* START RECORDS PROVIDED *
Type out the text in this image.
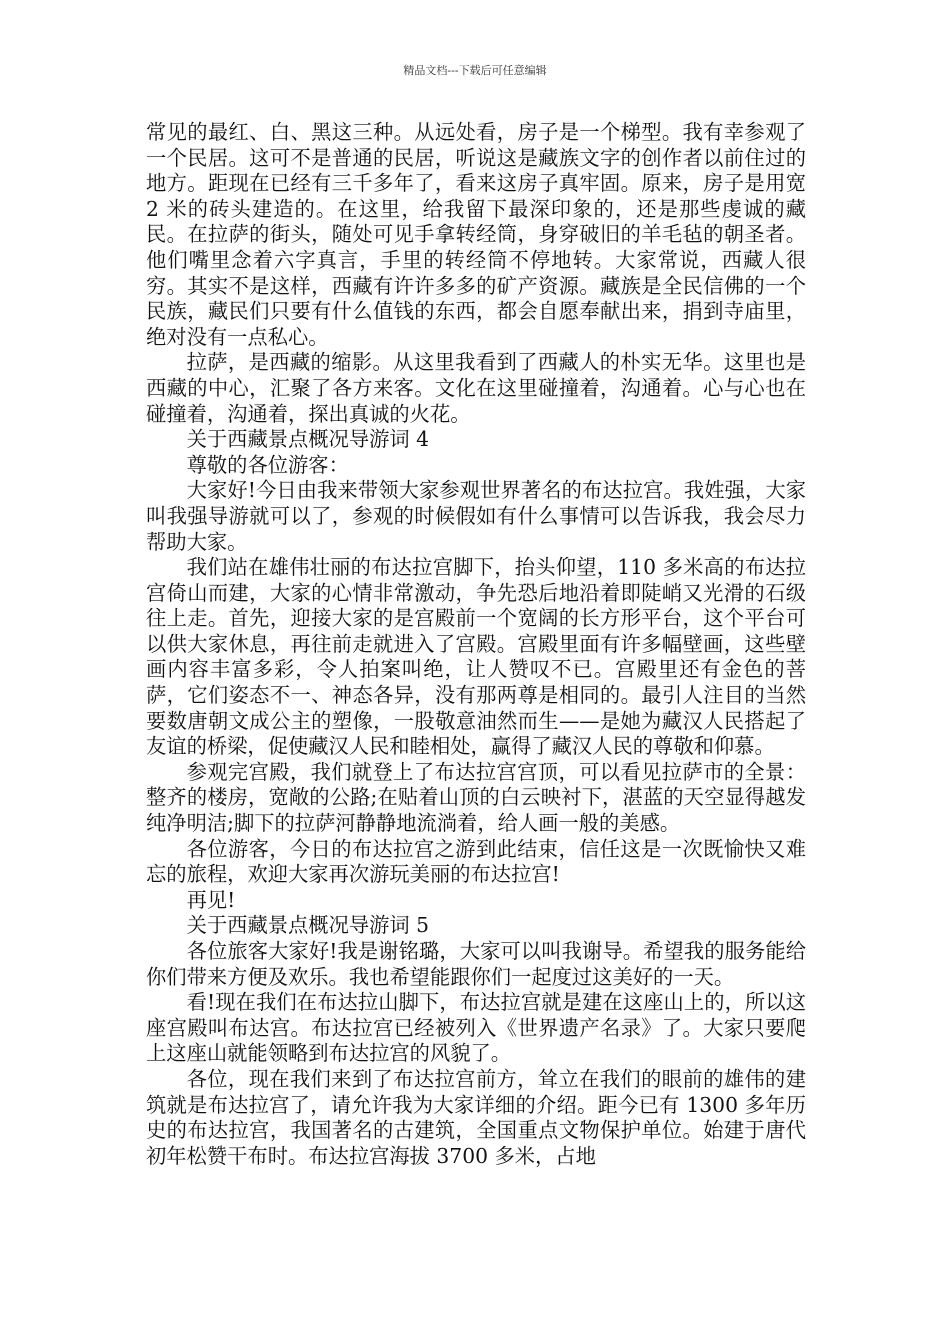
精品文档---下载后可任意编辑

常见的最红、白、黑这三种。从远处看，房子是一个梯型。我有幸参观了一个民居。这可不是普通的民居，听说这是藏族文字的创作者以前住过的地方。距现在已经有三千多年了，看来这房子真牢固。原来，房子是用宽 2 米的砖头建造的。在这里，给我留下最深印象的，还是那些虔诚的藏民。在拉萨的街头，随处可见手拿转经筒，身穿破旧的羊毛毡的朝圣者。他们嘴里念着六字真言，手里的转经筒不停地转。大家常说，西藏人很穷。其实不是这样，西藏有许许多多的矿产资源。藏族是全民信佛的一个民族，藏民们只要有什么值钱的东西，都会自愿奉献出来，捐到寺庙里，绝对没有一点私心。

拉萨，是西藏的缩影。从这里我看到了西藏人的朴实无华。这里也是西藏的中心，汇聚了各方来客。文化在这里碰撞着，沟通着。心与心也在碰撞着，沟通着，探出真诚的火花。

关于西藏景点概况导游词 4

尊敬的各位游客：

大家好!今日由我来带领大家参观世界著名的布达拉宫。我姓强，大家叫我强导游就可以了，参观的时候假如有什么事情可以告诉我，我会尽力帮助大家。

我们站在雄伟壮丽的布达拉宫脚下，抬头仰望，110 多米高的布达拉宫倚山而建，大家的心情非常激动，争先恐后地沿着即陡峭又光滑的石级往上走。首先，迎接大家的是宫殿前一个宽阔的长方形平台，这个平台可以供大家休息，再往前走就进入了宫殿。宫殿里面有许多幅壁画，这些壁画内容丰富多彩，令人拍案叫绝，让人赞叹不已。宫殿里还有金色的菩萨，它们姿态不一、神态各异，没有那两尊是相同的。最引人注目的当然要数唐朝文成公主的塑像，一股敬意油然而生——是她为藏汉人民搭起了友谊的桥梁，促使藏汉人民和睦相处，赢得了藏汉人民的尊敬和仰慕。

参观完宫殿，我们就登上了布达拉宫宫顶，可以看见拉萨市的全景：整齐的楼房，宽敞的公路;在贴着山顶的白云映衬下，湛蓝的天空显得越发纯净明洁;脚下的拉萨河静静地流淌着，给人画一般的美感。

各位游客，今日的布达拉宫之游到此结束，信任这是一次既愉快又难忘的旅程，欢迎大家再次游玩美丽的布达拉宫!

再见!

关于西藏景点概况导游词 5

各位旅客大家好!我是谢铭璐，大家可以叫我谢导。希望我的服务能给你们带来方便及欢乐。我也希望能跟你们一起度过这美好的一天。

看!现在我们在布达拉山脚下，布达拉宫就是建在这座山上的，所以这座宫殿叫布达宫。布达拉宫已经被列入《世界遗产名录》了。大家只要爬上这座山就能领略到布达拉宫的风貌了。

各位，现在我们来到了布达拉宫前方，耸立在我们的眼前的雄伟的建筑就是布达拉宫了，请允许我为大家详细的介绍。距今已有 1300 多年历史的布达拉宫，我国著名的古建筑，全国重点文物保护单位。始建于唐代初年松赞干布时。布达拉宫海拔 3700 多米，占地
* END RECORDS PROVIDED *
» **EXERCISE REQUIREMENTS**
Every record above should be transcribed exactly; the pictures stay out of the copy.

» **WRITTEN RESPONSE**
Type out the text in this image.
精品文档---下载后可任意编辑

常见的最红、白、黑这三种。从远处看，房子是一个梯型。我有幸参观了一个民居。这可不是普通的民居，听说这是藏族文字的创作者以前住过的地方。距现在已经有三千多年了，看来这房子真牢固。原来，房子是用宽 2 米的砖头建造的。在这里，给我留下最深印象的，还是那些虔诚的藏民。在拉萨的街头，随处可见手拿转经筒，身穿破旧的羊毛毡的朝圣者。他们嘴里念着六字真言，手里的转经筒不停地转。大家常说，西藏人很穷。其实不是这样，西藏有许许多多的矿产资源。藏族是全民信佛的一个民族，藏民们只要有什么值钱的东西，都会自愿奉献出来，捐到寺庙里，绝对没有一点私心。

拉萨，是西藏的缩影。从这里我看到了西藏人的朴实无华。这里也是西藏的中心，汇聚了各方来客。文化在这里碰撞着，沟通着。心与心也在碰撞着，沟通着，探出真诚的火花。

关于西藏景点概况导游词 4

尊敬的各位游客：

大家好!今日由我来带领大家参观世界著名的布达拉宫。我姓强，大家叫我强导游就可以了，参观的时候假如有什么事情可以告诉我，我会尽力帮助大家。

我们站在雄伟壮丽的布达拉宫脚下，抬头仰望，110 多米高的布达拉宫倚山而建，大家的心情非常激动，争先恐后地沿着即陡峭又光滑的石级往上走。首先，迎接大家的是宫殿前一个宽阔的长方形平台，这个平台可以供大家休息，再往前走就进入了宫殿。宫殿里面有许多幅壁画，这些壁画内容丰富多彩，令人拍案叫绝，让人赞叹不已。宫殿里还有金色的菩萨，它们姿态不一、神态各异，没有那两尊是相同的。最引人注目的当然要数唐朝文成公主的塑像，一股敬意油然而生——是她为藏汉人民搭起了友谊的桥梁，促使藏汉人民和睦相处，赢得了藏汉人民的尊敬和仰慕。

参观完宫殿，我们就登上了布达拉宫宫顶，可以看见拉萨市的全景：整齐的楼房，宽敞的公路;在贴着山顶的白云映衬下，湛蓝的天空显得越发纯净明洁;脚下的拉萨河静静地流淌着，给人画一般的美感。

各位游客，今日的布达拉宫之游到此结束，信任这是一次既愉快又难忘的旅程，欢迎大家再次游玩美丽的布达拉宫!

再见!

关于西藏景点概况导游词 5

各位旅客大家好!我是谢铭璐，大家可以叫我谢导。希望我的服务能给你们带来方便及欢乐。我也希望能跟你们一起度过这美好的一天。

看!现在我们在布达拉山脚下，布达拉宫就是建在这座山上的，所以这座宫殿叫布达宫。布达拉宫已经被列入《世界遗产名录》了。大家只要爬上这座山就能领略到布达拉宫的风貌了。

各位，现在我们来到了布达拉宫前方，耸立在我们的眼前的雄伟的建筑就是布达拉宫了，请允许我为大家详细的介绍。距今已有 1300 多年历史的布达拉宫，我国著名的古建筑，全国重点文物保护单位。始建于唐代初年松赞干布时。布达拉宫海拔 3700 多米，占地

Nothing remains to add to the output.